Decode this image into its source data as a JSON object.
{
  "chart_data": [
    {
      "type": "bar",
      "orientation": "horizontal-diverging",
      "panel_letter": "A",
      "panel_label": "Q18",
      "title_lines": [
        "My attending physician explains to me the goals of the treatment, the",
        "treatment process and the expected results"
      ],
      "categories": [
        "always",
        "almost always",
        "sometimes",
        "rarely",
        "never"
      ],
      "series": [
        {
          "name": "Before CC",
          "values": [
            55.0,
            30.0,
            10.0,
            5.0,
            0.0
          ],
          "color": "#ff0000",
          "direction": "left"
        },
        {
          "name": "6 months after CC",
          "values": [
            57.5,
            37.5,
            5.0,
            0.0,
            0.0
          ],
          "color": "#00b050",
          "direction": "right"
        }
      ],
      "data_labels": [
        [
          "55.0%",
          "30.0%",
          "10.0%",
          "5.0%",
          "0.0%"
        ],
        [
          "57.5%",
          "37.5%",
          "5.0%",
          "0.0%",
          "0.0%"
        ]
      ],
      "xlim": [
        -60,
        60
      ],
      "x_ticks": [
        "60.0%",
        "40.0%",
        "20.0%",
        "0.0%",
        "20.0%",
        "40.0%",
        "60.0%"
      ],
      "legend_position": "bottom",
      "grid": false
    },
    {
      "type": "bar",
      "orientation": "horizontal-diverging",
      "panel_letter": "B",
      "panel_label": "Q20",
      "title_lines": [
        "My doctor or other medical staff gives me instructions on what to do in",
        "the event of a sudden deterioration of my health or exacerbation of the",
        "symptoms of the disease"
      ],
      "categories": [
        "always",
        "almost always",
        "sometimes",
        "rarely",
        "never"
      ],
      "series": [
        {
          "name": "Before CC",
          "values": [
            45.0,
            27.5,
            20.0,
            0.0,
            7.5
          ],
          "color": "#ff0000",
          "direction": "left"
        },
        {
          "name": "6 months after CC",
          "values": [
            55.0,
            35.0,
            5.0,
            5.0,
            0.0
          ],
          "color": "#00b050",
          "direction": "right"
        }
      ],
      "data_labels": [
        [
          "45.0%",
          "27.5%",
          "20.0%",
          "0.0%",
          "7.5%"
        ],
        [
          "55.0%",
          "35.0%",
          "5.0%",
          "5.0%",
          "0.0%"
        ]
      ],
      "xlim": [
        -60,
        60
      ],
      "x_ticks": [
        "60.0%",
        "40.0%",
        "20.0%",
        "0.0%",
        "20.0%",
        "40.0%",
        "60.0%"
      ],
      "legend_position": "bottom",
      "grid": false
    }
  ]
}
#####
Stated goal:
Each line of the material must be restated exactly.

Written solution:
Decode this image into its source data as a JSON object.
{
  "chart_data": [
    {
      "type": "bar",
      "orientation": "horizontal-diverging",
      "panel_letter": "A",
      "panel_label": "Q18",
      "title_lines": [
        "My attending physician explains to me the goals of the treatment, the",
        "treatment process and the expected results"
      ],
      "categories": [
        "always",
        "almost always",
        "sometimes",
        "rarely",
        "never"
      ],
      "series": [
        {
          "name": "Before CC",
          "values": [
            55.0,
            30.0,
            10.0,
            5.0,
            0.0
          ],
          "color": "#ff0000",
          "direction": "left"
        },
        {
          "name": "6 months after CC",
          "values": [
            57.5,
            37.5,
            5.0,
            0.0,
            0.0
          ],
          "color": "#00b050",
          "direction": "right"
        }
      ],
      "data_labels": [
        [
          "55.0%",
          "30.0%",
          "10.0%",
          "5.0%",
          "0.0%"
        ],
        [
          "57.5%",
          "37.5%",
          "5.0%",
          "0.0%",
          "0.0%"
        ]
      ],
      "xlim": [
        -60,
        60
      ],
      "x_ticks": [
        "60.0%",
        "40.0%",
        "20.0%",
        "0.0%",
        "20.0%",
        "40.0%",
        "60.0%"
      ],
      "legend_position": "bottom",
      "grid": false
    },
    {
      "type": "bar",
      "orientation": "horizontal-diverging",
      "panel_letter": "B",
      "panel_label": "Q20",
      "title_lines": [
        "My doctor or other medical staff gives me instructions on what to do in",
        "the event of a sudden deterioration of my health or exacerbation of the",
        "symptoms of the disease"
      ],
      "categories": [
        "always",
        "almost always",
        "sometimes",
        "rarely",
        "never"
      ],
      "series": [
        {
          "name": "Before CC",
          "values": [
            45.0,
            27.5,
            20.0,
            0.0,
            7.5
          ],
          "color": "#ff0000",
          "direction": "left"
        },
        {
          "name": "6 months after CC",
          "values": [
            55.0,
            35.0,
            5.0,
            5.0,
            0.0
          ],
          "color": "#00b050",
          "direction": "right"
        }
      ],
      "data_labels": [
        [
          "45.0%",
          "27.5%",
          "20.0%",
          "0.0%",
          "7.5%"
        ],
        [
          "55.0%",
          "35.0%",
          "5.0%",
          "5.0%",
          "0.0%"
        ]
      ],
      "xlim": [
        -60,
        60
      ],
      "x_ticks": [
        "60.0%",
        "40.0%",
        "20.0%",
        "0.0%",
        "20.0%",
        "40.0%",
        "60.0%"
      ],
      "legend_position": "bottom",
      "grid": false
    }
  ]
}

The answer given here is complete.